Copy every entry exactly as given, minus the images.

***** Dataset excerpts *****

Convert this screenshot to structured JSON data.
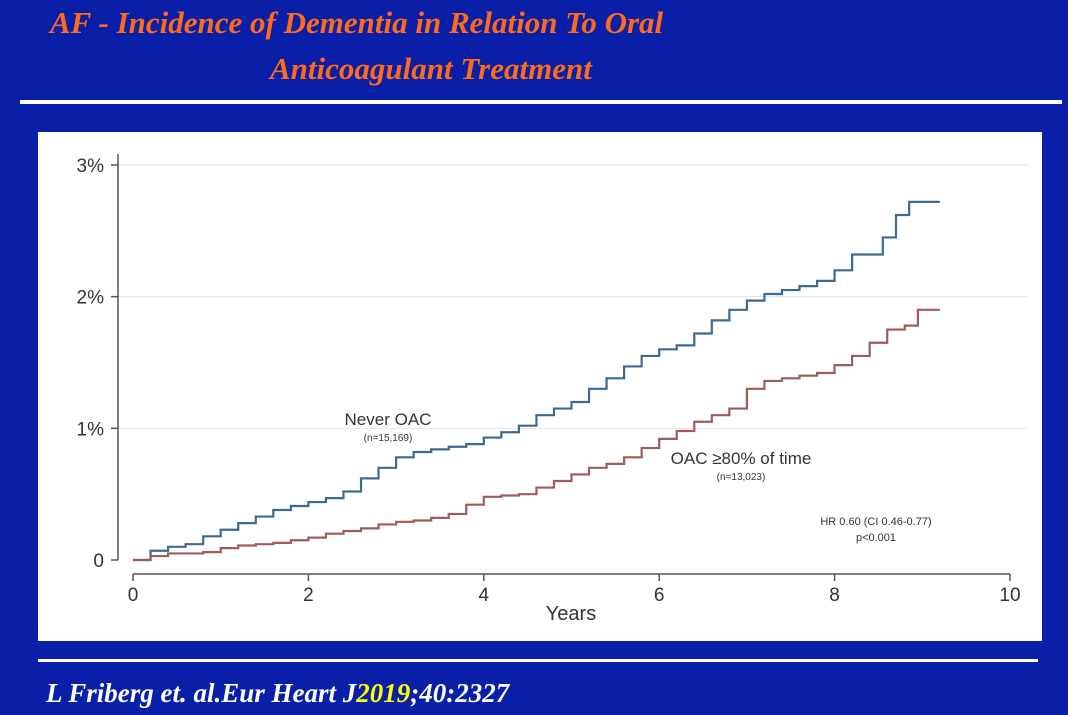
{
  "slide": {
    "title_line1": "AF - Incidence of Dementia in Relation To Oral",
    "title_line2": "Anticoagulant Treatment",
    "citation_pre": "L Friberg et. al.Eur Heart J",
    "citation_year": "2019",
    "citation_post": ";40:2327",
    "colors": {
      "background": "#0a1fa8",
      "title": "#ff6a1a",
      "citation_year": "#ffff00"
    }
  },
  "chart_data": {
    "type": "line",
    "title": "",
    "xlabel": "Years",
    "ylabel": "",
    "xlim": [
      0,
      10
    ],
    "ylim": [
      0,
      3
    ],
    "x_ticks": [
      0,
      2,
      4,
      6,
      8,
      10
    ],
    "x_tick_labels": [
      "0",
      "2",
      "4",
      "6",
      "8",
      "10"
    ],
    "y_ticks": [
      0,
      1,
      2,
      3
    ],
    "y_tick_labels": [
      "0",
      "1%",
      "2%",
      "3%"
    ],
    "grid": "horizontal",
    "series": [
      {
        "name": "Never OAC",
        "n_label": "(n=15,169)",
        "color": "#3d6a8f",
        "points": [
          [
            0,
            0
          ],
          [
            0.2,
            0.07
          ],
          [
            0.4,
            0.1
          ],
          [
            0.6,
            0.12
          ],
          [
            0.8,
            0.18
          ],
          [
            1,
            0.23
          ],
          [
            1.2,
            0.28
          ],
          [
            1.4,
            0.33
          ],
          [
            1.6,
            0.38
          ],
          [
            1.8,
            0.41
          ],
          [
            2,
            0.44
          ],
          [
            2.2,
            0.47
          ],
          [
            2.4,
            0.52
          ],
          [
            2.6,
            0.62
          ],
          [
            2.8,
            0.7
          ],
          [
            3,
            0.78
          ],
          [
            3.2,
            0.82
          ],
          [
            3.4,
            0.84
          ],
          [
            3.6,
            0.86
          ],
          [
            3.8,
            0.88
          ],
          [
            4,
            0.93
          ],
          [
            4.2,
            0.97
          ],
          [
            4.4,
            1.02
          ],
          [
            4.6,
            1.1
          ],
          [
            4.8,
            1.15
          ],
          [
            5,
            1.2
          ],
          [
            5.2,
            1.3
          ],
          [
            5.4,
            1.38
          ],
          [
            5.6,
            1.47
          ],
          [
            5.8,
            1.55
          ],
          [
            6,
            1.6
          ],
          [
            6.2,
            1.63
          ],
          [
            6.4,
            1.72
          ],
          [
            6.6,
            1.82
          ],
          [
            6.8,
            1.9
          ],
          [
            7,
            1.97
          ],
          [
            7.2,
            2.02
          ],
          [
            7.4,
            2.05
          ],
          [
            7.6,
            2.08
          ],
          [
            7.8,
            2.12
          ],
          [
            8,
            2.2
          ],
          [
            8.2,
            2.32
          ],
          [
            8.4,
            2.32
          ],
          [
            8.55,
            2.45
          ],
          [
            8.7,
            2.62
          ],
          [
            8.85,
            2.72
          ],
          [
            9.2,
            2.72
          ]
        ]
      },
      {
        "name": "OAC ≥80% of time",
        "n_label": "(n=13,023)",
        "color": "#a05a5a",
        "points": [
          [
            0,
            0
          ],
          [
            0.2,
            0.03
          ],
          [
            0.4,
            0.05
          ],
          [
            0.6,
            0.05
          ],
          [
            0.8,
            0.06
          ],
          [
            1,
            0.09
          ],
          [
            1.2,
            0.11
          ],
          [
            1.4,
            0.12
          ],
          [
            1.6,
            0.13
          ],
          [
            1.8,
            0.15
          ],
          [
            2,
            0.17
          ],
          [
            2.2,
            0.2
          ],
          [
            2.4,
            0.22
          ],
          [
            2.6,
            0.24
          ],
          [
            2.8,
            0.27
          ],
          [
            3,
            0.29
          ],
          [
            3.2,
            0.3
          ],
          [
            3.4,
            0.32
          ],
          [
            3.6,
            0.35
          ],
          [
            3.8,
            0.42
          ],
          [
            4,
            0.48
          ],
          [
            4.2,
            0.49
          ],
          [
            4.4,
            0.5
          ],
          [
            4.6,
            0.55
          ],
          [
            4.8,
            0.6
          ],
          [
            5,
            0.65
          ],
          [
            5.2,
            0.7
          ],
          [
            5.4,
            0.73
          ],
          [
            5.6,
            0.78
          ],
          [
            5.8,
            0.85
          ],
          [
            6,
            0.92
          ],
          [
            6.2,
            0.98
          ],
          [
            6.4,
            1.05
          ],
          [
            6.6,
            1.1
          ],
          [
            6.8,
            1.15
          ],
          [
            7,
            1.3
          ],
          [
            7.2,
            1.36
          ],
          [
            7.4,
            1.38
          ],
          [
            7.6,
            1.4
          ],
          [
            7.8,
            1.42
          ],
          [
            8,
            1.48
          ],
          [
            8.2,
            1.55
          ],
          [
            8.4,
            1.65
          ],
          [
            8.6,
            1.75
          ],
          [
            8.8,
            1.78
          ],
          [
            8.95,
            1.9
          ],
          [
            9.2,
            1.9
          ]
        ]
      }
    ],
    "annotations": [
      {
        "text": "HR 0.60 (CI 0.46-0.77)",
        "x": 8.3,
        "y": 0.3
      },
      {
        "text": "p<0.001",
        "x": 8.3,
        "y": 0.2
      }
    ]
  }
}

*****

## Result of the task
Convert this screenshot to structured JSON data.
{
  "slide": {
    "title_line1": "AF - Incidence of Dementia in Relation To Oral",
    "title_line2": "Anticoagulant Treatment",
    "citation_pre": "L Friberg et. al.Eur Heart J",
    "citation_year": "2019",
    "citation_post": ";40:2327",
    "colors": {
      "background": "#0a1fa8",
      "title": "#ff6a1a",
      "citation_year": "#ffff00"
    }
  },
  "chart_data": {
    "type": "line",
    "title": "",
    "xlabel": "Years",
    "ylabel": "",
    "xlim": [
      0,
      10
    ],
    "ylim": [
      0,
      3
    ],
    "x_ticks": [
      0,
      2,
      4,
      6,
      8,
      10
    ],
    "x_tick_labels": [
      "0",
      "2",
      "4",
      "6",
      "8",
      "10"
    ],
    "y_ticks": [
      0,
      1,
      2,
      3
    ],
    "y_tick_labels": [
      "0",
      "1%",
      "2%",
      "3%"
    ],
    "grid": "horizontal",
    "series": [
      {
        "name": "Never OAC",
        "n_label": "(n=15,169)",
        "color": "#3d6a8f",
        "points": [
          [
            0,
            0
          ],
          [
            0.2,
            0.07
          ],
          [
            0.4,
            0.1
          ],
          [
            0.6,
            0.12
          ],
          [
            0.8,
            0.18
          ],
          [
            1,
            0.23
          ],
          [
            1.2,
            0.28
          ],
          [
            1.4,
            0.33
          ],
          [
            1.6,
            0.38
          ],
          [
            1.8,
            0.41
          ],
          [
            2,
            0.44
          ],
          [
            2.2,
            0.47
          ],
          [
            2.4,
            0.52
          ],
          [
            2.6,
            0.62
          ],
          [
            2.8,
            0.7
          ],
          [
            3,
            0.78
          ],
          [
            3.2,
            0.82
          ],
          [
            3.4,
            0.84
          ],
          [
            3.6,
            0.86
          ],
          [
            3.8,
            0.88
          ],
          [
            4,
            0.93
          ],
          [
            4.2,
            0.97
          ],
          [
            4.4,
            1.02
          ],
          [
            4.6,
            1.1
          ],
          [
            4.8,
            1.15
          ],
          [
            5,
            1.2
          ],
          [
            5.2,
            1.3
          ],
          [
            5.4,
            1.38
          ],
          [
            5.6,
            1.47
          ],
          [
            5.8,
            1.55
          ],
          [
            6,
            1.6
          ],
          [
            6.2,
            1.63
          ],
          [
            6.4,
            1.72
          ],
          [
            6.6,
            1.82
          ],
          [
            6.8,
            1.9
          ],
          [
            7,
            1.97
          ],
          [
            7.2,
            2.02
          ],
          [
            7.4,
            2.05
          ],
          [
            7.6,
            2.08
          ],
          [
            7.8,
            2.12
          ],
          [
            8,
            2.2
          ],
          [
            8.2,
            2.32
          ],
          [
            8.4,
            2.32
          ],
          [
            8.55,
            2.45
          ],
          [
            8.7,
            2.62
          ],
          [
            8.85,
            2.72
          ],
          [
            9.2,
            2.72
          ]
        ]
      },
      {
        "name": "OAC ≥80% of time",
        "n_label": "(n=13,023)",
        "color": "#a05a5a",
        "points": [
          [
            0,
            0
          ],
          [
            0.2,
            0.03
          ],
          [
            0.4,
            0.05
          ],
          [
            0.6,
            0.05
          ],
          [
            0.8,
            0.06
          ],
          [
            1,
            0.09
          ],
          [
            1.2,
            0.11
          ],
          [
            1.4,
            0.12
          ],
          [
            1.6,
            0.13
          ],
          [
            1.8,
            0.15
          ],
          [
            2,
            0.17
          ],
          [
            2.2,
            0.2
          ],
          [
            2.4,
            0.22
          ],
          [
            2.6,
            0.24
          ],
          [
            2.8,
            0.27
          ],
          [
            3,
            0.29
          ],
          [
            3.2,
            0.3
          ],
          [
            3.4,
            0.32
          ],
          [
            3.6,
            0.35
          ],
          [
            3.8,
            0.42
          ],
          [
            4,
            0.48
          ],
          [
            4.2,
            0.49
          ],
          [
            4.4,
            0.5
          ],
          [
            4.6,
            0.55
          ],
          [
            4.8,
            0.6
          ],
          [
            5,
            0.65
          ],
          [
            5.2,
            0.7
          ],
          [
            5.4,
            0.73
          ],
          [
            5.6,
            0.78
          ],
          [
            5.8,
            0.85
          ],
          [
            6,
            0.92
          ],
          [
            6.2,
            0.98
          ],
          [
            6.4,
            1.05
          ],
          [
            6.6,
            1.1
          ],
          [
            6.8,
            1.15
          ],
          [
            7,
            1.3
          ],
          [
            7.2,
            1.36
          ],
          [
            7.4,
            1.38
          ],
          [
            7.6,
            1.4
          ],
          [
            7.8,
            1.42
          ],
          [
            8,
            1.48
          ],
          [
            8.2,
            1.55
          ],
          [
            8.4,
            1.65
          ],
          [
            8.6,
            1.75
          ],
          [
            8.8,
            1.78
          ],
          [
            8.95,
            1.9
          ],
          [
            9.2,
            1.9
          ]
        ]
      }
    ],
    "annotations": [
      {
        "text": "HR 0.60 (CI 0.46-0.77)",
        "x": 8.3,
        "y": 0.3
      },
      {
        "text": "p<0.001",
        "x": 8.3,
        "y": 0.2
      }
    ]
  }
}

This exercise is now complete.